Aim: Copy every line from the material below that holds "bearers".

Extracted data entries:
▼▼▼
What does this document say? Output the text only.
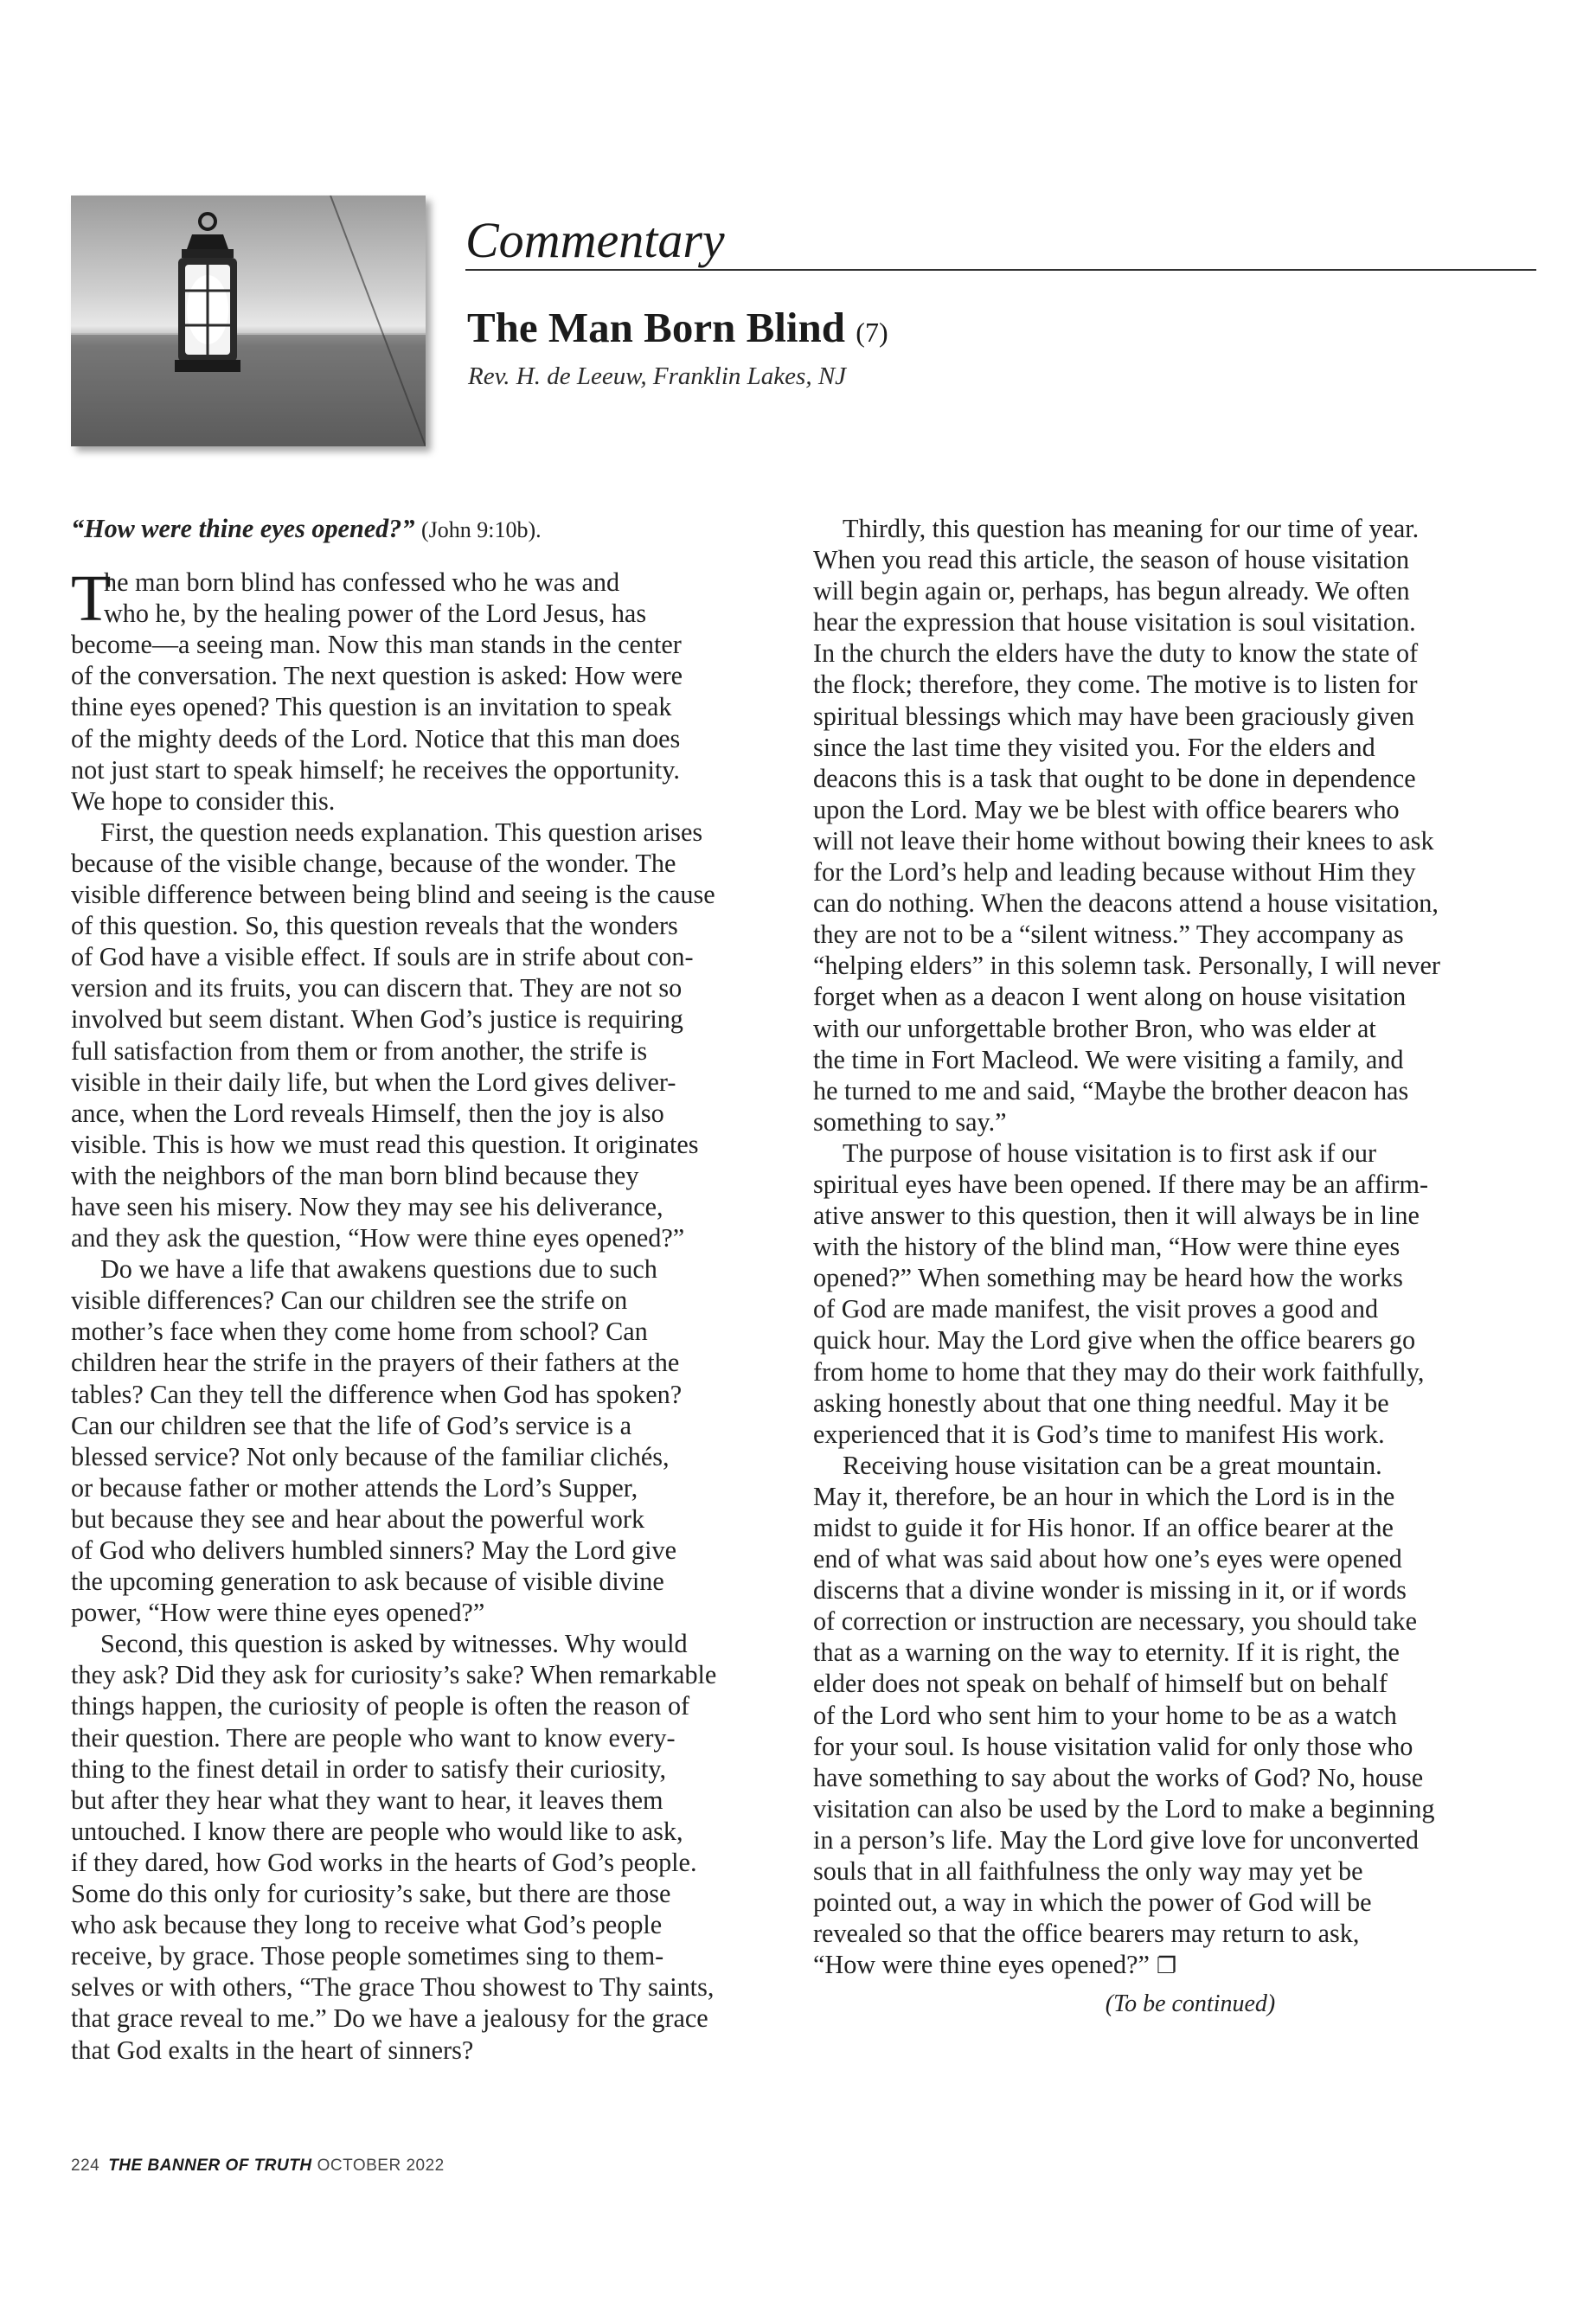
Commentary
The Man Born Blind (7)
Rev. H. de Leeuw, Franklin Lakes, NJ
“How were thine eyes opened?” (John 9:10b).

T
he man born blind has confessed who he was and
who he, by the healing power of the Lord Jesus, has
become—a seeing man. Now this man stands in the center
of the conversation. The next question is asked: How were
thine eyes opened? This question is an invitation to speak
of the mighty deeds of the Lord. Notice that this man does
not just start to speak himself; he receives the opportunity.
We hope to consider this.

First, the question needs explanation. This question arises
because of the visible change, because of the wonder. The
visible difference between being blind and seeing is the cause
of this question. So, this question reveals that the wonders
of God have a visible effect. If souls are in strife about con-
version and its fruits, you can discern that. They are not so
involved but seem distant. When God’s justice is requiring
full satisfaction from them or from another, the strife is
visible in their daily life, but when the Lord gives deliver-
ance, when the Lord reveals Himself, then the joy is also
visible. This is how we must read this question. It originates
with the neighbors of the man born blind because they
have seen his misery. Now they may see his deliverance,
and they ask the question, “How were thine eyes opened?”

Do we have a life that awakens questions due to such
visible differences? Can our children see the strife on
mother’s face when they come home from school? Can
children hear the strife in the prayers of their fathers at the
tables? Can they tell the difference when God has spoken?
Can our children see that the life of God’s service is a
blessed service? Not only because of the familiar clichés,
or because father or mother attends the Lord’s Supper,
but because they see and hear about the powerful work
of God who delivers humbled sinners? May the Lord give
the upcoming generation to ask because of visible divine
power, “How were thine eyes opened?”

Second, this question is asked by witnesses. Why would
they ask? Did they ask for curiosity’s sake? When remarkable
things happen, the curiosity of people is often the reason of
their question. There are people who want to know every-
thing to the finest detail in order to satisfy their curiosity,
but after they hear what they want to hear, it leaves them
untouched. I know there are people who would like to ask,
if they dared, how God works in the hearts of God’s people.
Some do this only for curiosity’s sake, but there are those
who ask because they long to receive what God’s people
receive, by grace. Those people sometimes sing to them-
selves or with others, “The grace Thou showest to Thy saints,
that grace reveal to me.” Do we have a jealousy for the grace
that God exalts in the heart of sinners?

Thirdly, this question has meaning for our time of year.
When you read this article, the season of house visitation
will begin again or, perhaps, has begun already. We often
hear the expression that house visitation is soul visitation.
In the church the elders have the duty to know the state of
the flock; therefore, they come. The motive is to listen for
spiritual blessings which may have been graciously given
since the last time they visited you. For the elders and
deacons this is a task that ought to be done in dependence
upon the Lord. May we be blest with office bearers who
will not leave their home without bowing their knees to ask
for the Lord’s help and leading because without Him they
can do nothing. When the deacons attend a house visitation,
they are not to be a “silent witness.” They accompany as
“helping elders” in this solemn task. Personally, I will never
forget when as a deacon I went along on house visitation
with our unforgettable brother Bron, who was elder at
the time in Fort Macleod. We were visiting a family, and
he turned to me and said, “Maybe the brother deacon has
something to say.”

The purpose of house visitation is to first ask if our
spiritual eyes have been opened. If there may be an affirm-
ative answer to this question, then it will always be in line
with the history of the blind man, “How were thine eyes
opened?” When something may be heard how the works
of God are made manifest, the visit proves a good and
quick hour. May the Lord give when the office bearers go
from home to home that they may do their work faithfully,
asking honestly about that one thing needful. May it be
experienced that it is God’s time to manifest His work.

Receiving house visitation can be a great mountain.
May it, therefore, be an hour in which the Lord is in the
midst to guide it for His honor. If an office bearer at the
end of what was said about how one’s eyes were opened
discerns that a divine wonder is missing in it, or if words
of correction or instruction are necessary, you should take
that as a warning on the way to eternity. If it is right, the
elder does not speak on behalf of himself but on behalf
of the Lord who sent him to your home to be as a watch
for your soul. Is house visitation valid for only those who
have something to say about the works of God? No, house
visitation can also be used by the Lord to make a beginning
in a person’s life. May the Lord give love for unconverted
souls that in all faithfulness the only way may yet be
pointed out, a way in which the power of God will be
revealed so that the office bearers may return to ask,
“How were thine eyes opened?” ❐

(To be continued)
224 THE BANNER OF TRUTH OCTOBER 2022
▲▲▲
Response:
upon the Lord. May we be blest with office bearers who
quick hour. May the Lord give when the office bearers go
revealed so that the office bearers may return to ask,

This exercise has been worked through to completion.